Task goal | With the pictures omitted, write out the entries that follow exactly as they stand.

Information given |
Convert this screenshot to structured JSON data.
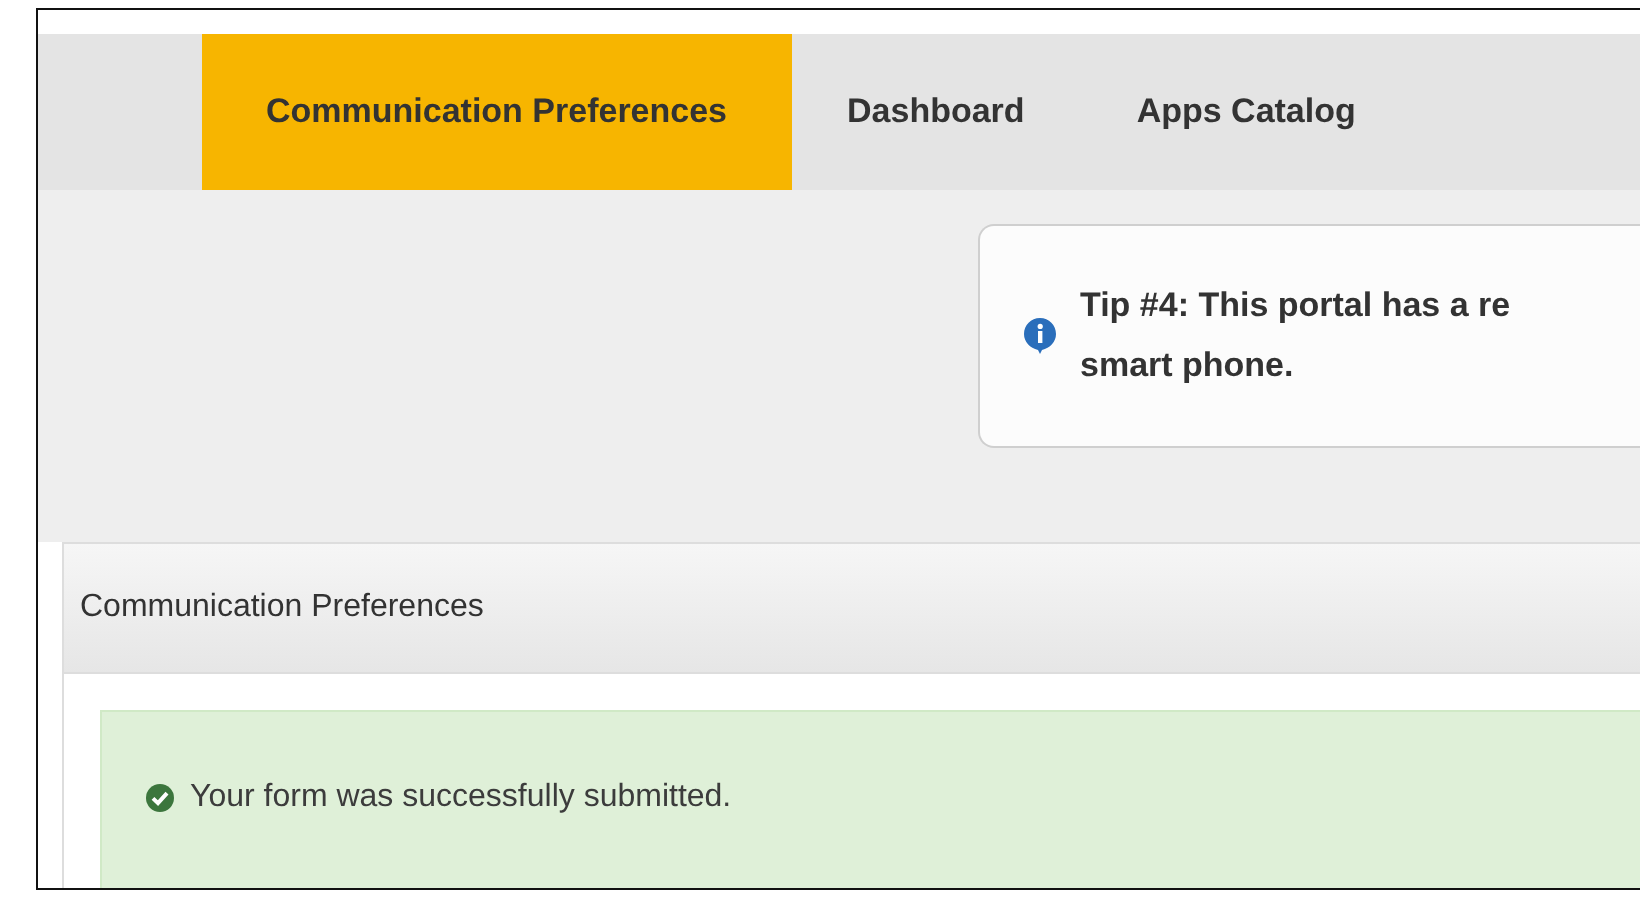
{
  "tabs": [
    {
      "label": "Communication Preferences",
      "selected": true
    },
    {
      "label": "Dashboard",
      "selected": false
    },
    {
      "label": "Apps Catalog",
      "selected": false
    }
  ],
  "tip": {
    "lines": [
      "Tip #4: This portal has a re",
      "smart phone."
    ]
  },
  "panel": {
    "title": "Communication Preferences",
    "alert": "Your form was successfully submitted."
  }
}
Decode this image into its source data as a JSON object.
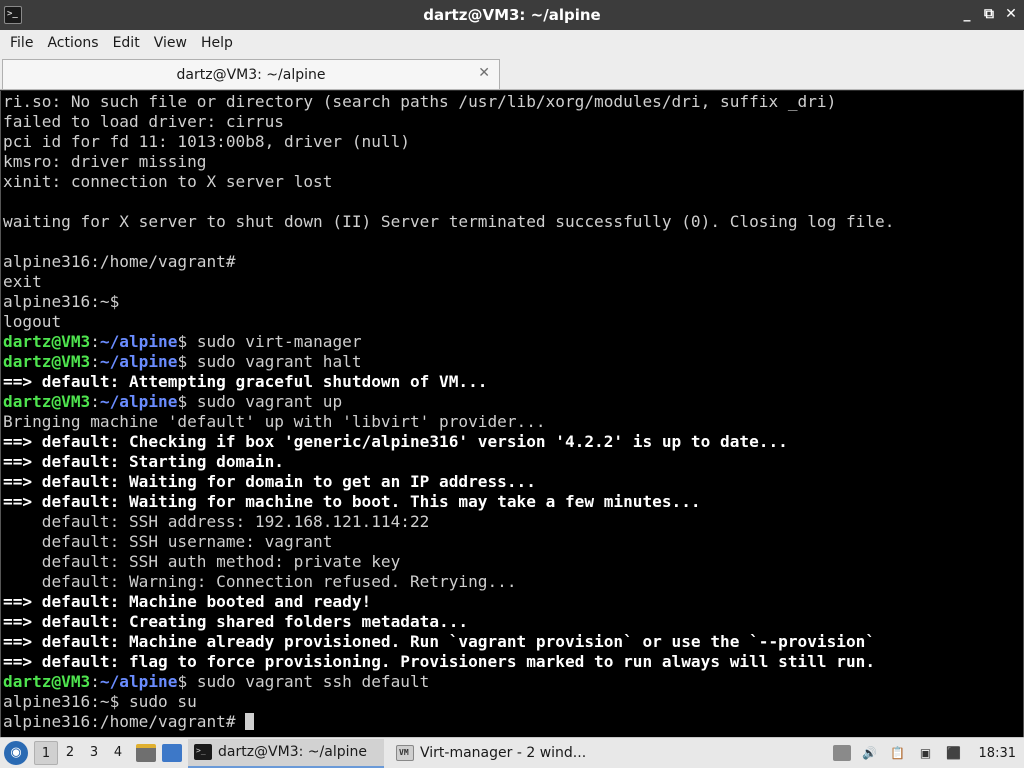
{
  "window": {
    "title": "dartz@VM3: ~/alpine",
    "app_icon_glyph": ">_",
    "controls": [
      "_",
      "⧉",
      "✕"
    ]
  },
  "menu": [
    "File",
    "Actions",
    "Edit",
    "View",
    "Help"
  ],
  "tab": {
    "label": "dartz@VM3: ~/alpine",
    "close": "✕"
  },
  "terminal": {
    "lines": [
      {
        "style": "plain",
        "text": "ri.so: No such file or directory (search paths /usr/lib/xorg/modules/dri, suffix _dri)"
      },
      {
        "style": "plain",
        "text": "failed to load driver: cirrus"
      },
      {
        "style": "plain",
        "text": "pci id for fd 11: 1013:00b8, driver (null)"
      },
      {
        "style": "plain",
        "text": "kmsro: driver missing"
      },
      {
        "style": "plain",
        "text": "xinit: connection to X server lost"
      },
      {
        "style": "plain",
        "text": ""
      },
      {
        "style": "plain",
        "text": "waiting for X server to shut down (II) Server terminated successfully (0). Closing log file."
      },
      {
        "style": "plain",
        "text": ""
      },
      {
        "style": "plain",
        "text": "alpine316:/home/vagrant#"
      },
      {
        "style": "plain",
        "text": "exit"
      },
      {
        "style": "plain",
        "text": "alpine316:~$"
      },
      {
        "style": "plain",
        "text": "logout"
      },
      {
        "style": "prompt",
        "user": "dartz@VM3",
        "path": "~/alpine",
        "cmd": "$ sudo virt-manager"
      },
      {
        "style": "prompt",
        "user": "dartz@VM3",
        "path": "~/alpine",
        "cmd": "$ sudo vagrant halt"
      },
      {
        "style": "bold",
        "text": "==> default: Attempting graceful shutdown of VM..."
      },
      {
        "style": "prompt",
        "user": "dartz@VM3",
        "path": "~/alpine",
        "cmd": "$ sudo vagrant up"
      },
      {
        "style": "plain",
        "text": "Bringing machine 'default' up with 'libvirt' provider..."
      },
      {
        "style": "bold",
        "text": "==> default: Checking if box 'generic/alpine316' version '4.2.2' is up to date..."
      },
      {
        "style": "bold",
        "text": "==> default: Starting domain."
      },
      {
        "style": "bold",
        "text": "==> default: Waiting for domain to get an IP address..."
      },
      {
        "style": "bold",
        "text": "==> default: Waiting for machine to boot. This may take a few minutes..."
      },
      {
        "style": "plain",
        "text": "    default: SSH address: 192.168.121.114:22"
      },
      {
        "style": "plain",
        "text": "    default: SSH username: vagrant"
      },
      {
        "style": "plain",
        "text": "    default: SSH auth method: private key"
      },
      {
        "style": "plain",
        "text": "    default: Warning: Connection refused. Retrying..."
      },
      {
        "style": "bold",
        "text": "==> default: Machine booted and ready!"
      },
      {
        "style": "bold",
        "text": "==> default: Creating shared folders metadata..."
      },
      {
        "style": "bold",
        "text": "==> default: Machine already provisioned. Run `vagrant provision` or use the `--provision`"
      },
      {
        "style": "bold",
        "text": "==> default: flag to force provisioning. Provisioners marked to run always will still run."
      },
      {
        "style": "prompt",
        "user": "dartz@VM3",
        "path": "~/alpine",
        "cmd": "$ sudo vagrant ssh default"
      },
      {
        "style": "plain",
        "text": "alpine316:~$ sudo su"
      },
      {
        "style": "cursor",
        "text": "alpine316:/home/vagrant# "
      }
    ]
  },
  "taskbar": {
    "workspaces": [
      "1",
      "2",
      "3",
      "4"
    ],
    "active_workspace": "1",
    "tasks": [
      {
        "label": "dartz@VM3: ~/alpine",
        "icon": "terminal-icon",
        "glyph": ">_",
        "active": true
      },
      {
        "label": "Virt-manager - 2 wind...",
        "icon": "virt-manager-icon",
        "glyph": "VM",
        "active": false
      }
    ],
    "clock": "18:31"
  },
  "colors": {
    "terminal_bg": "#000000",
    "prompt_user": "#4ee44e",
    "prompt_path": "#6a8cff",
    "titlebar": "#3c3c3c"
  }
}
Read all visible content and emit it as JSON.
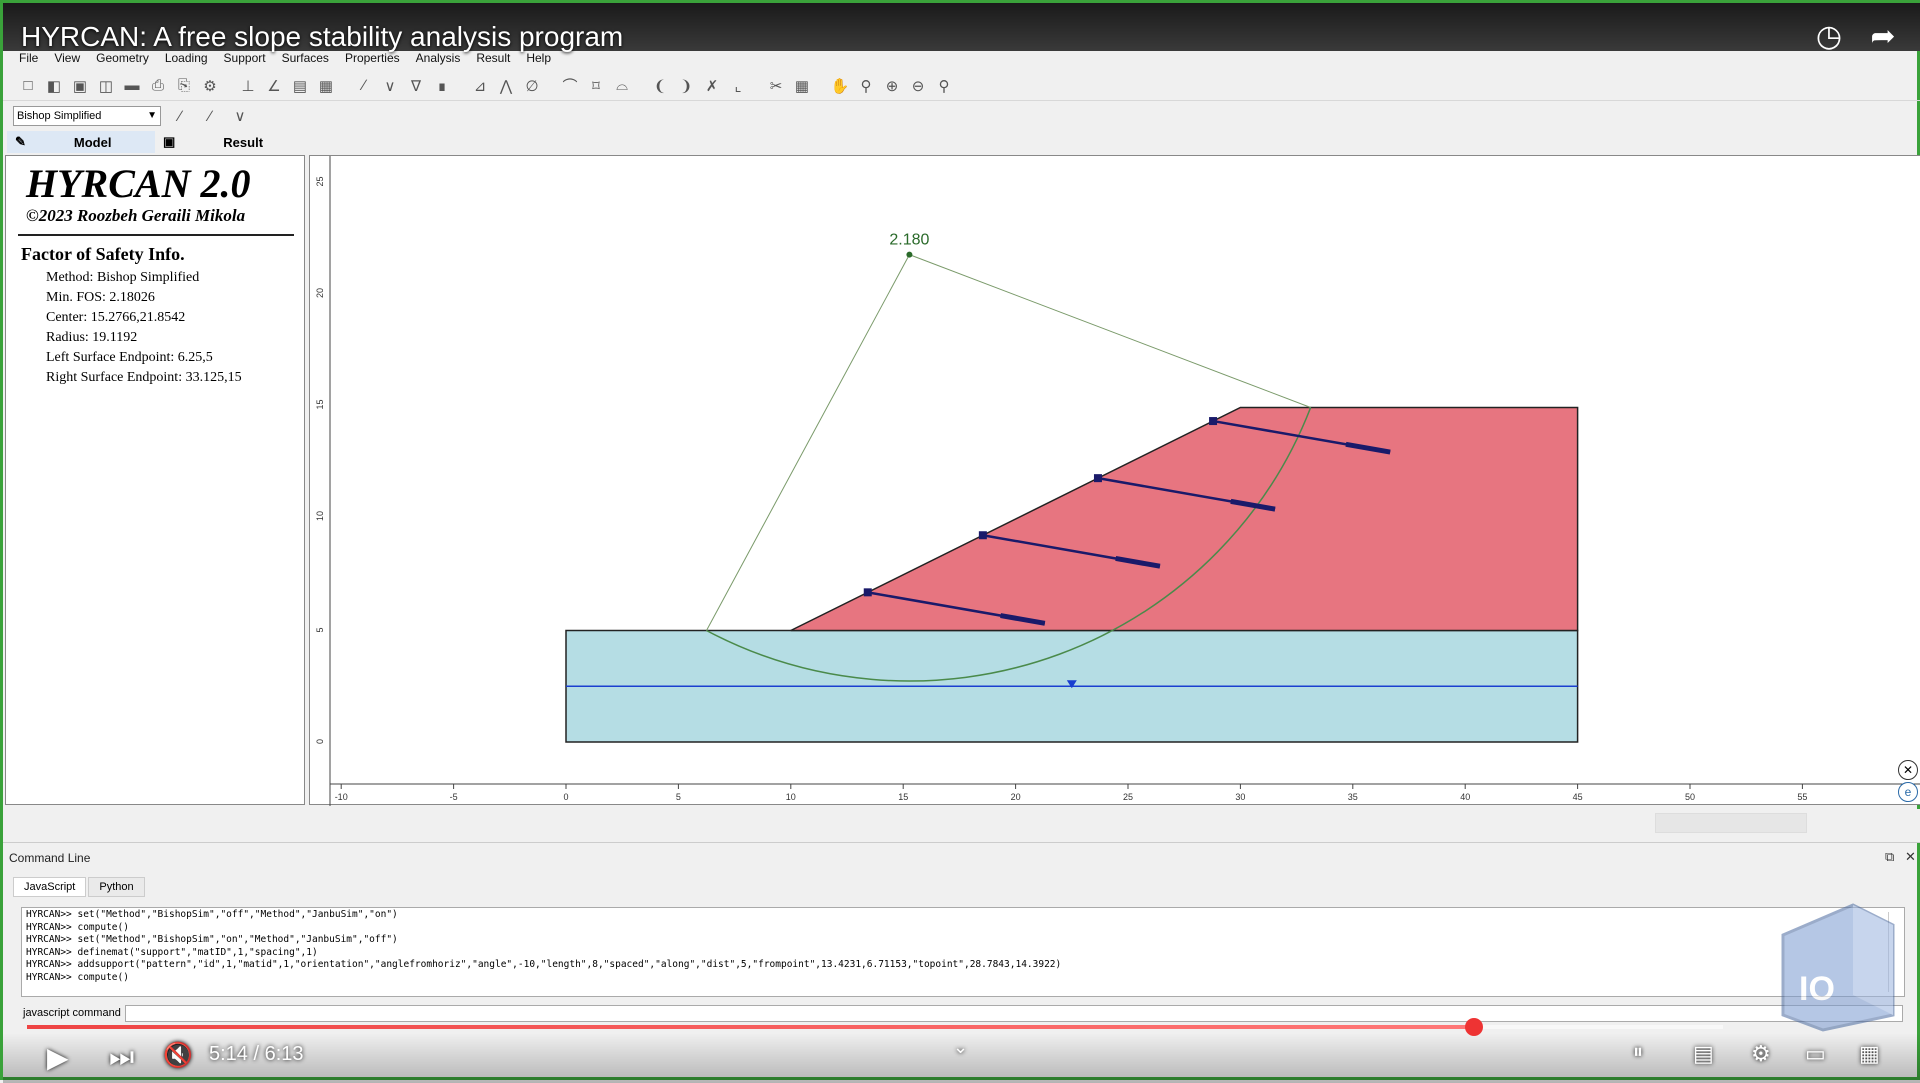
{
  "video": {
    "title": "HYRCAN: A free slope stability analysis program",
    "time": "5:14 / 6:13",
    "progress_fraction": 0.853
  },
  "menu": [
    "File",
    "View",
    "Geometry",
    "Loading",
    "Support",
    "Surfaces",
    "Properties",
    "Analysis",
    "Result",
    "Help"
  ],
  "toolbar": {
    "method": "Bishop Simplified"
  },
  "tabs": [
    {
      "label": "Model",
      "icon": "edit-icon"
    },
    {
      "label": "Result",
      "icon": "monitor-icon"
    }
  ],
  "info": {
    "app_name": "HYRCAN 2.0",
    "copyright": "©2023 Roozbeh Geraili Mikola",
    "heading": "Factor of Safety Info.",
    "lines": [
      "Method: Bishop Simplified",
      "Min. FOS: 2.18026",
      "Center: 15.2766,21.8542",
      "Radius: 19.1192",
      "Left Surface Endpoint: 6.25,5",
      "Right Surface Endpoint: 33.125,15"
    ]
  },
  "model": {
    "fos_label": "2.180",
    "x_ticks": [
      "-10",
      "-5",
      "0",
      "5",
      "10",
      "15",
      "20",
      "25",
      "30",
      "35",
      "40",
      "45",
      "50",
      "55"
    ],
    "y_ticks": [
      "0",
      "5",
      "10",
      "15",
      "20",
      "25"
    ],
    "colors": {
      "upper_material": "#e77580",
      "lower_material": "#b5dde4",
      "slip_surface": "#4a8a4a",
      "support": "#1a1a6a",
      "water_table": "#1a3fd0"
    }
  },
  "command_line": {
    "header": "Command Line",
    "tabs": [
      "JavaScript",
      "Python"
    ],
    "lines": [
      "HYRCAN>> set(\"Method\",\"BishopSim\",\"off\",\"Method\",\"JanbuSim\",\"on\")",
      "HYRCAN>> compute()",
      "HYRCAN>> set(\"Method\",\"BishopSim\",\"on\",\"Method\",\"JanbuSim\",\"off\")",
      "HYRCAN>> definemat(\"support\",\"matID\",1,\"spacing\",1)",
      "HYRCAN>> addsupport(\"pattern\",\"id\",1,\"matid\",1,\"orientation\",\"anglefromhoriz\",\"angle\",-10,\"length\",8,\"spaced\",\"along\",\"dist\",5,\"frompoint\",13.4231,6.71153,\"topoint\",28.7843,14.3922)",
      "HYRCAN>> compute()"
    ],
    "input_label": "javascript command",
    "input_value": ""
  }
}
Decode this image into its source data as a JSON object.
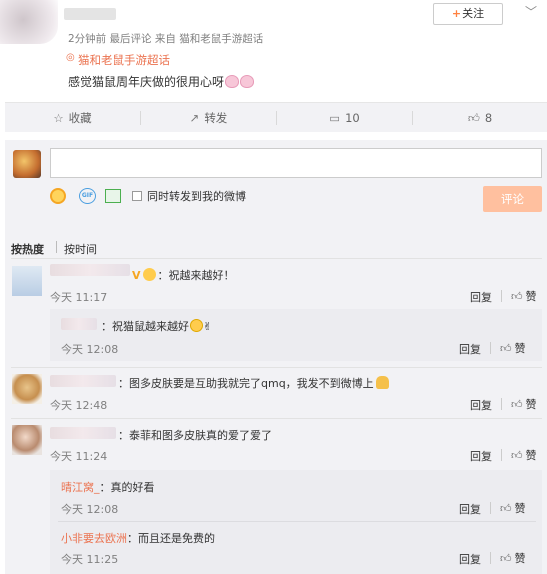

Final result |
Convert this screenshot to structured JSON data.
{
  "tabs": [
    {
      "label": "Communication Preferences",
      "selected": true
    },
    {
      "label": "Dashboard",
      "selected": false
    },
    {
      "label": "Apps Catalog",
      "selected": false
    }
  ],
  "tip": {
    "lines": [
      "Tip #4: This portal has a re",
      "smart phone."
    ]
  },
  "panel": {
    "title": "Communication Preferences",
    "alert": "Your form was successfully submitted."
  }
}
Decode this image into its source data as a JSON object.
{
  "window": {
    "title": "dartz@VM3: ~/alpine",
    "app_icon_glyph": ">_",
    "controls": [
      "_",
      "⧉",
      "✕"
    ]
  },
  "menu": [
    "File",
    "Actions",
    "Edit",
    "View",
    "Help"
  ],
  "tab": {
    "label": "dartz@VM3: ~/alpine",
    "close": "✕"
  },
  "terminal": {
    "lines": [
      {
        "style": "plain",
        "text": "ri.so: No such file or directory (search paths /usr/lib/xorg/modules/dri, suffix _dri)"
      },
      {
        "style": "plain",
        "text": "failed to load driver: cirrus"
      },
      {
        "style": "plain",
        "text": "pci id for fd 11: 1013:00b8, driver (null)"
      },
      {
        "style": "plain",
        "text": "kmsro: driver missing"
      },
      {
        "style": "plain",
        "text": "xinit: connection to X server lost"
      },
      {
        "style": "plain",
        "text": ""
      },
      {
        "style": "plain",
        "text": "waiting for X server to shut down (II) Server terminated successfully (0). Closing log file."
      },
      {
        "style": "plain",
        "text": ""
      },
      {
        "style": "plain",
        "text": "alpine316:/home/vagrant#"
      },
      {
        "style": "plain",
        "text": "exit"
      },
      {
        "style": "plain",
        "text": "alpine316:~$"
      },
      {
        "style": "plain",
        "text": "logout"
      },
      {
        "style": "prompt",
        "user": "dartz@VM3",
        "path": "~/alpine",
        "cmd": "$ sudo virt-manager"
      },
      {
        "style": "prompt",
        "user": "dartz@VM3",
        "path": "~/alpine",
        "cmd": "$ sudo vagrant halt"
      },
      {
        "style": "bold",
        "text": "==> default: Attempting graceful shutdown of VM..."
      },
      {
        "style": "prompt",
        "user": "dartz@VM3",
        "path": "~/alpine",
        "cmd": "$ sudo vagrant up"
      },
      {
        "style": "plain",
        "text": "Bringing machine 'default' up with 'libvirt' provider..."
      },
      {
        "style": "bold",
        "text": "==> default: Checking if box 'generic/alpine316' version '4.2.2' is up to date..."
      },
      {
        "style": "bold",
        "text": "==> default: Starting domain."
      },
      {
        "style": "bold",
        "text": "==> default: Waiting for domain to get an IP address..."
      },
      {
        "style": "bold",
        "text": "==> default: Waiting for machine to boot. This may take a few minutes..."
      },
      {
        "style": "plain",
        "text": "    default: SSH address: 192.168.121.114:22"
      },
      {
        "style": "plain",
        "text": "    default: SSH username: vagrant"
      },
      {
        "style": "plain",
        "text": "    default: SSH auth method: private key"
      },
      {
        "style": "plain",
        "text": "    default: Warning: Connection refused. Retrying..."
      },
      {
        "style": "bold",
        "text": "==> default: Machine booted and ready!"
      },
      {
        "style": "bold",
        "text": "==> default: Creating shared folders metadata..."
      },
      {
        "style": "bold",
        "text": "==> default: Machine already provisioned. Run `vagrant provision` or use the `--provision`"
      },
      {
        "style": "bold",
        "text": "==> default: flag to force provisioning. Provisioners marked to run always will still run."
      },
      {
        "style": "prompt",
        "user": "dartz@VM3",
        "path": "~/alpine",
        "cmd": "$ sudo vagrant ssh default"
      },
      {
        "style": "plain",
        "text": "alpine316:~$ sudo su"
      },
      {
        "style": "cursor",
        "text": "alpine316:/home/vagrant# "
      }
    ]
  },
  "taskbar": {
    "workspaces": [
      "1",
      "2",
      "3",
      "4"
    ],
    "active_workspace": "1",
    "tasks": [
      {
        "label": "dartz@VM3: ~/alpine",
        "icon": "terminal-icon",
        "glyph": ">_",
        "active": true
      },
      {
        "label": "Virt-manager - 2 wind...",
        "icon": "virt-manager-icon",
        "glyph": "VM",
        "active": false
      }
    ],
    "clock": "18:31"
  },
  "colors": {
    "terminal_bg": "#000000",
    "prompt_user": "#4ee44e",
    "prompt_path": "#6a8cff",
    "titlebar": "#3c3c3c"
  }
}
Read all visible content and emit it as JSON.
{
  "video": {
    "title": "HYRCAN: A free slope stability analysis program",
    "time": "5:14 / 6:13",
    "progress_fraction": 0.853
  },
  "menu": [
    "File",
    "View",
    "Geometry",
    "Loading",
    "Support",
    "Surfaces",
    "Properties",
    "Analysis",
    "Result",
    "Help"
  ],
  "toolbar": {
    "method": "Bishop Simplified"
  },
  "tabs": [
    {
      "label": "Model",
      "icon": "edit-icon"
    },
    {
      "label": "Result",
      "icon": "monitor-icon"
    }
  ],
  "info": {
    "app_name": "HYRCAN 2.0",
    "copyright": "©2023 Roozbeh Geraili Mikola",
    "heading": "Factor of Safety Info.",
    "lines": [
      "Method: Bishop Simplified",
      "Min. FOS: 2.18026",
      "Center: 15.2766,21.8542",
      "Radius: 19.1192",
      "Left Surface Endpoint: 6.25,5",
      "Right Surface Endpoint: 33.125,15"
    ]
  },
  "model": {
    "fos_label": "2.180",
    "x_ticks": [
      "-10",
      "-5",
      "0",
      "5",
      "10",
      "15",
      "20",
      "25",
      "30",
      "35",
      "40",
      "45",
      "50",
      "55"
    ],
    "y_ticks": [
      "0",
      "5",
      "10",
      "15",
      "20",
      "25"
    ],
    "colors": {
      "upper_material": "#e77580",
      "lower_material": "#b5dde4",
      "slip_surface": "#4a8a4a",
      "support": "#1a1a6a",
      "water_table": "#1a3fd0"
    }
  },
  "command_line": {
    "header": "Command Line",
    "tabs": [
      "JavaScript",
      "Python"
    ],
    "lines": [
      "HYRCAN>> set(\"Method\",\"BishopSim\",\"off\",\"Method\",\"JanbuSim\",\"on\")",
      "HYRCAN>> compute()",
      "HYRCAN>> set(\"Method\",\"BishopSim\",\"on\",\"Method\",\"JanbuSim\",\"off\")",
      "HYRCAN>> definemat(\"support\",\"matID\",1,\"spacing\",1)",
      "HYRCAN>> addsupport(\"pattern\",\"id\",1,\"matid\",1,\"orientation\",\"anglefromhoriz\",\"angle\",-10,\"length\",8,\"spaced\",\"along\",\"dist\",5,\"frompoint\",13.4231,6.71153,\"topoint\",28.7843,14.3922)",
      "HYRCAN>> compute()"
    ],
    "input_label": "javascript command",
    "input_value": ""
  }
}
Decode this image into its source data as a JSON object.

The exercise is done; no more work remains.